## TASK GOAL
Collect every line of the records below that contains the word "content".
>> begin THE DATA
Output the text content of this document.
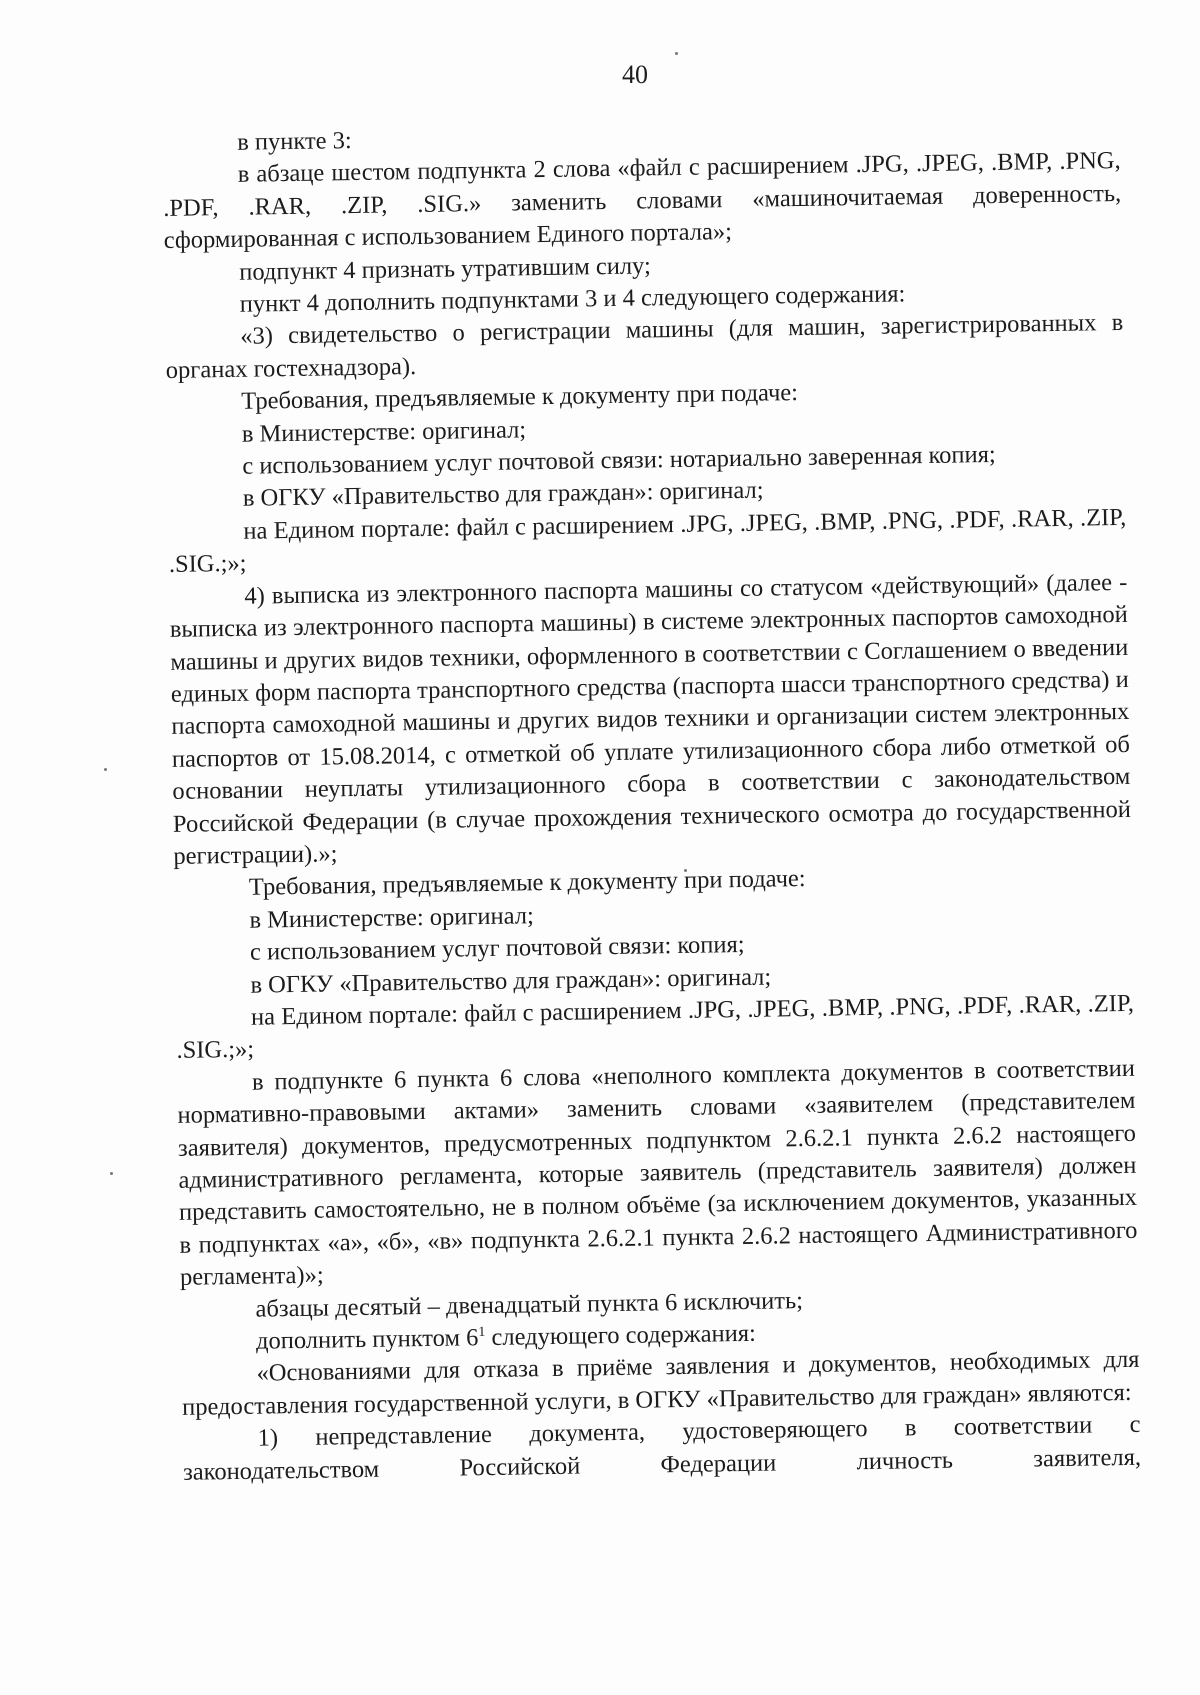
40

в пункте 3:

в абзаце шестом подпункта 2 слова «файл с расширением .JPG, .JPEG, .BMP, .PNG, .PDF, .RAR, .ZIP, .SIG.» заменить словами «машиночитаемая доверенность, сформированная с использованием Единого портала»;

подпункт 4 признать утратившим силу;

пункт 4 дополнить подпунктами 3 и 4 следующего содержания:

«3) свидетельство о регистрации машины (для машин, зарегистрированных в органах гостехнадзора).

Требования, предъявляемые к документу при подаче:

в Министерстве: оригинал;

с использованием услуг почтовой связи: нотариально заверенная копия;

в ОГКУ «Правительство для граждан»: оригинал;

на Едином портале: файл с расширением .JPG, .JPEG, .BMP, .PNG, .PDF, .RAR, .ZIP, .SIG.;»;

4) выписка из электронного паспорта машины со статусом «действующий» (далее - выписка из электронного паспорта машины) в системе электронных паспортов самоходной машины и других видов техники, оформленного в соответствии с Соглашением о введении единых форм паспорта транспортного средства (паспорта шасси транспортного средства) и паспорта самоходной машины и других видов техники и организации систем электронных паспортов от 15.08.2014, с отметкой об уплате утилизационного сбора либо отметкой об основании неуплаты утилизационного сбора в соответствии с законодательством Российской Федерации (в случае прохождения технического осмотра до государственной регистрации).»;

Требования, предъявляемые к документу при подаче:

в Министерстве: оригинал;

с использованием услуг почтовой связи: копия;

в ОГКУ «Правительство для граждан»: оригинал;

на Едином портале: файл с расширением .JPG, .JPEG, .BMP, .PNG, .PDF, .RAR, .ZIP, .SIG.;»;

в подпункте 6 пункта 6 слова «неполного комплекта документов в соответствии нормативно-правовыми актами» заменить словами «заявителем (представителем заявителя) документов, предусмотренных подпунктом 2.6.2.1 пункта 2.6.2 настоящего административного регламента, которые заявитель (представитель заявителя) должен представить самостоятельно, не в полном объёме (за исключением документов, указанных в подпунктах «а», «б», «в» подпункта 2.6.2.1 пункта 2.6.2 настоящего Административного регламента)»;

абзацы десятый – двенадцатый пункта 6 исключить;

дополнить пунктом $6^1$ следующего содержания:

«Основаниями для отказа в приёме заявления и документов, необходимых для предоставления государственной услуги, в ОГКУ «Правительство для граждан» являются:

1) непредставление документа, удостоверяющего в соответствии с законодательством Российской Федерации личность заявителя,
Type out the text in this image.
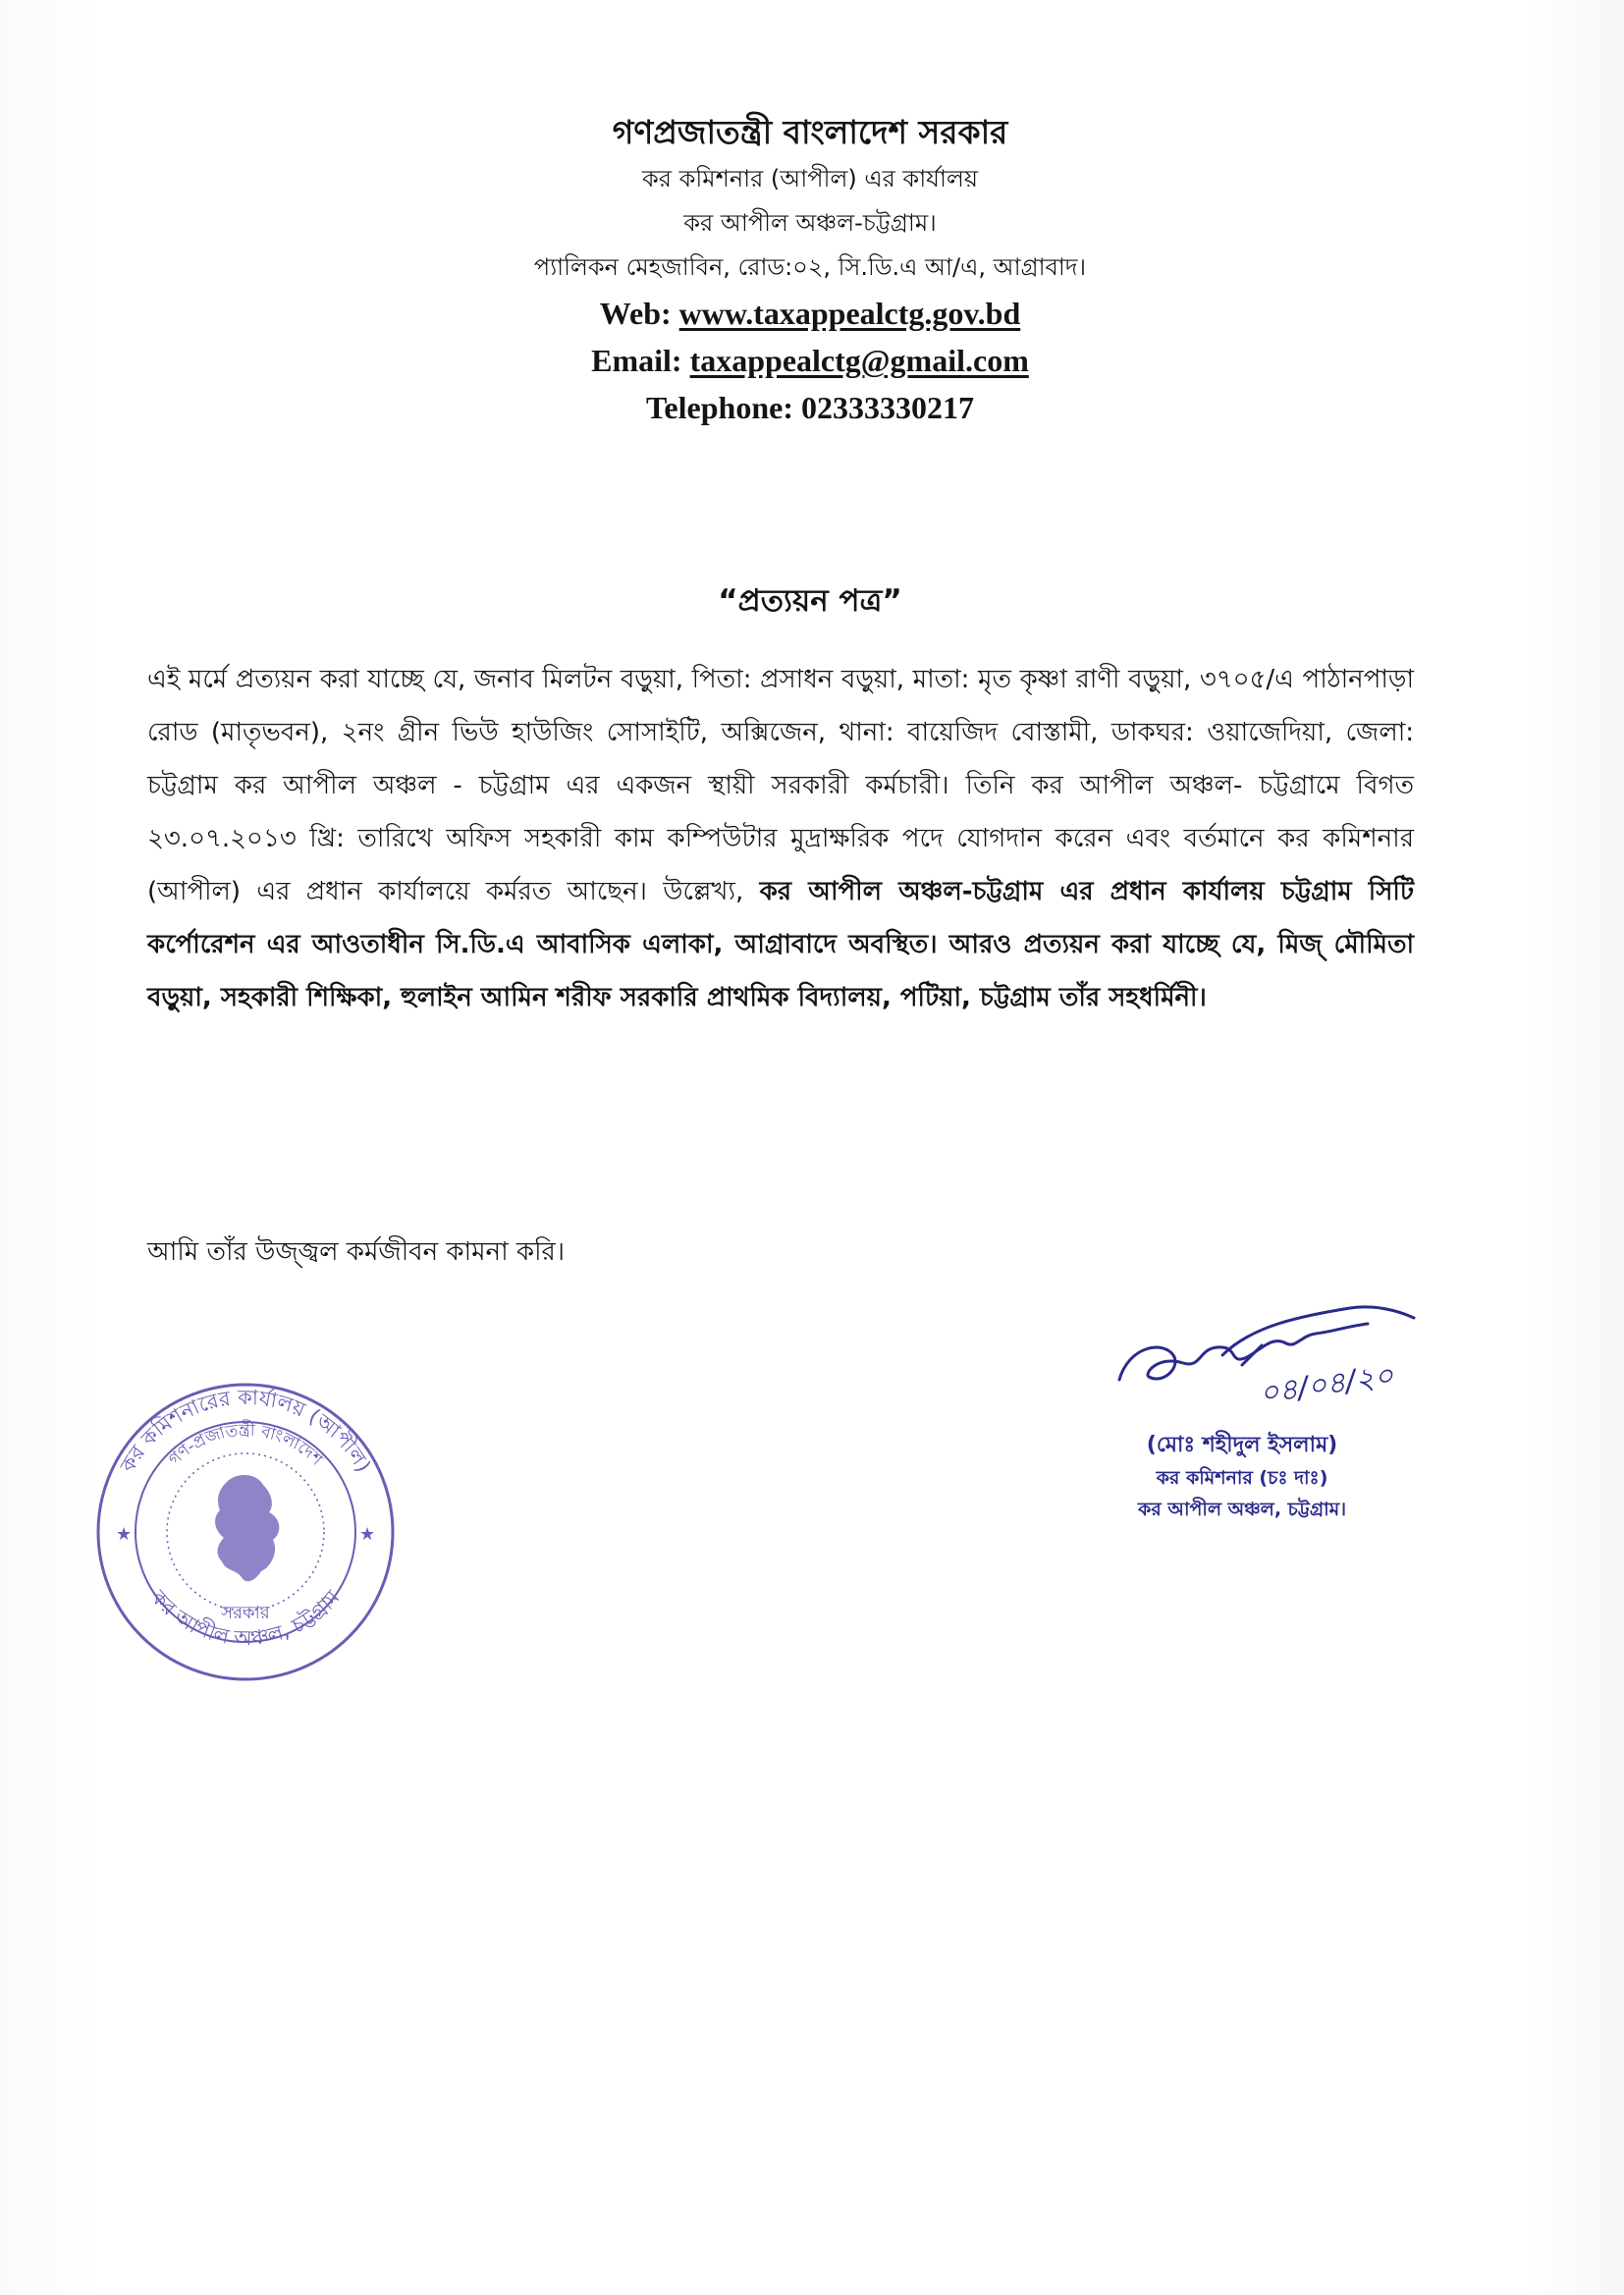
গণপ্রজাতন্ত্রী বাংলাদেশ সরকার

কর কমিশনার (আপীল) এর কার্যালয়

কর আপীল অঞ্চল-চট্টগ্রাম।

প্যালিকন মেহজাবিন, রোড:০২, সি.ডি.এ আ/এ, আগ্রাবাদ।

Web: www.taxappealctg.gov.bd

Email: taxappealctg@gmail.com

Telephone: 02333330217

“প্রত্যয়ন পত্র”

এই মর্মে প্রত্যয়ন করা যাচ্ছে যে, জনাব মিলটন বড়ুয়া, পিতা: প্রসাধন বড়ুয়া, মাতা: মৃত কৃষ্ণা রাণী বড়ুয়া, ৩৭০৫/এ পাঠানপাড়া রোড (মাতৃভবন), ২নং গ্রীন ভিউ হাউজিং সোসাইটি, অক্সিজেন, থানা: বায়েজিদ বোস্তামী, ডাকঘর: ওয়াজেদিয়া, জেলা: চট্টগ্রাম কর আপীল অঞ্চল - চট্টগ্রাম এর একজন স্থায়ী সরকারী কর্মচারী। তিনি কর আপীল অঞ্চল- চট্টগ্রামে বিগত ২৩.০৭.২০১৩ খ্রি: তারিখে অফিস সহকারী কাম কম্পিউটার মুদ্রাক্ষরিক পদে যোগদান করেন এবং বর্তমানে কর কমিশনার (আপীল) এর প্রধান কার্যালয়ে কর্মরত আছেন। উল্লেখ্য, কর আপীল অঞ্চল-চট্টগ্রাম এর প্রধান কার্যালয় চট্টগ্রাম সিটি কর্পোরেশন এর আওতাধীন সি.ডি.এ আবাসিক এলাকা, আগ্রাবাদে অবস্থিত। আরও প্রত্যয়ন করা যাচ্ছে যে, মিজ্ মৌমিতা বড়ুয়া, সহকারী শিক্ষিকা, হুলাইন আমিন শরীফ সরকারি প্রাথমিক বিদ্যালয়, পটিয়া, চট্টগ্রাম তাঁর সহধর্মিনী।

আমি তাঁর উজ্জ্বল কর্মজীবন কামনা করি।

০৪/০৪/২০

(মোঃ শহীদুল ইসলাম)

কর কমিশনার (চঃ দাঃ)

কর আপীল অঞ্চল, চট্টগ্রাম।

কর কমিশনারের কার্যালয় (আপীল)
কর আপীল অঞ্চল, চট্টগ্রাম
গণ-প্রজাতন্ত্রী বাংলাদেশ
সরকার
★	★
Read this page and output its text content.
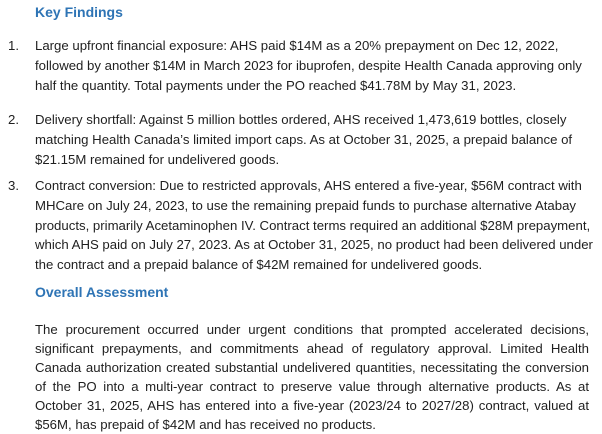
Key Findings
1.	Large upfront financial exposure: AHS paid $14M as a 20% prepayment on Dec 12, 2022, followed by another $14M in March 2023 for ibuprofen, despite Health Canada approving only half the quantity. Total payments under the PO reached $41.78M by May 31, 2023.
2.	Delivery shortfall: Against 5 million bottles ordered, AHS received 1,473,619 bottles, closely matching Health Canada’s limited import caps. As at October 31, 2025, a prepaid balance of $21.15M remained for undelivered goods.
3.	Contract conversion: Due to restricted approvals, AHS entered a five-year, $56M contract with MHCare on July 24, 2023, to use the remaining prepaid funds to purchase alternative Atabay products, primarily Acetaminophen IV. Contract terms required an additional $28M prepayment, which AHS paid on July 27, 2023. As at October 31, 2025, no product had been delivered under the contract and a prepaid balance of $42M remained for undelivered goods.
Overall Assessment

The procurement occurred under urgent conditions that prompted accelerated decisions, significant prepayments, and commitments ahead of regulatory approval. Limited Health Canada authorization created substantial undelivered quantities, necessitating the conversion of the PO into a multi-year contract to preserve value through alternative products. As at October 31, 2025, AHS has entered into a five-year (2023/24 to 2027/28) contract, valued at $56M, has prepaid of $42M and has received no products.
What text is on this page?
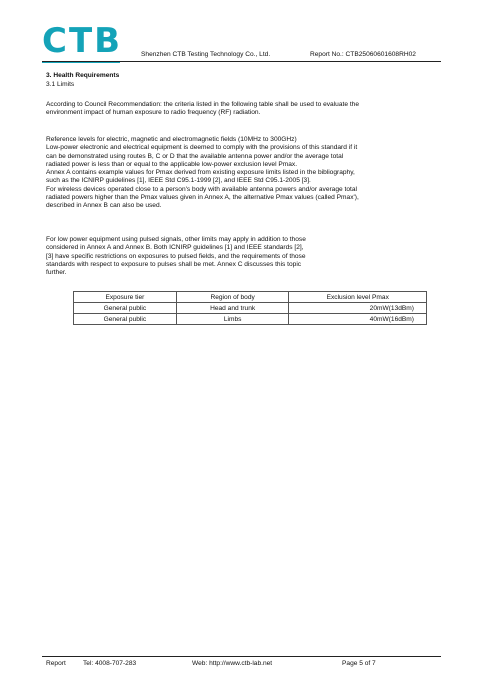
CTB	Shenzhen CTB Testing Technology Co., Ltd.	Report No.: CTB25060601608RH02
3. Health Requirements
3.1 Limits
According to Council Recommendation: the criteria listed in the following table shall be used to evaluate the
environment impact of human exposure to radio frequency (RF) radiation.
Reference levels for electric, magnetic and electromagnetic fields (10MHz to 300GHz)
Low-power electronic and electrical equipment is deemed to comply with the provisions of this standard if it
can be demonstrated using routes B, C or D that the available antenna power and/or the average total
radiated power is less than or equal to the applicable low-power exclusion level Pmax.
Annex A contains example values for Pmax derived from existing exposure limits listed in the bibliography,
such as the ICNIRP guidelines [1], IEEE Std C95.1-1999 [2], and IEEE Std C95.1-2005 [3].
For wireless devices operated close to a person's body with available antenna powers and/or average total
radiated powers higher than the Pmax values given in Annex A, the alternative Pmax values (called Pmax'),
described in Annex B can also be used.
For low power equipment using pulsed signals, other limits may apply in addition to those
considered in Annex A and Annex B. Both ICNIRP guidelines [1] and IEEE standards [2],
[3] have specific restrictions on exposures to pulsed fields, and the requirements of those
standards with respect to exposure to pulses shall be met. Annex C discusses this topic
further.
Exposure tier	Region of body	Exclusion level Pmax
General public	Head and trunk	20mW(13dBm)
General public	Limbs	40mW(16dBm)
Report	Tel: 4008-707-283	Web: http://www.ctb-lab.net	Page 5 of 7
>> end THE DATA
## OUTPUT OF THE EXERCISE
Output the text content of this document.
Read this page and output its text content.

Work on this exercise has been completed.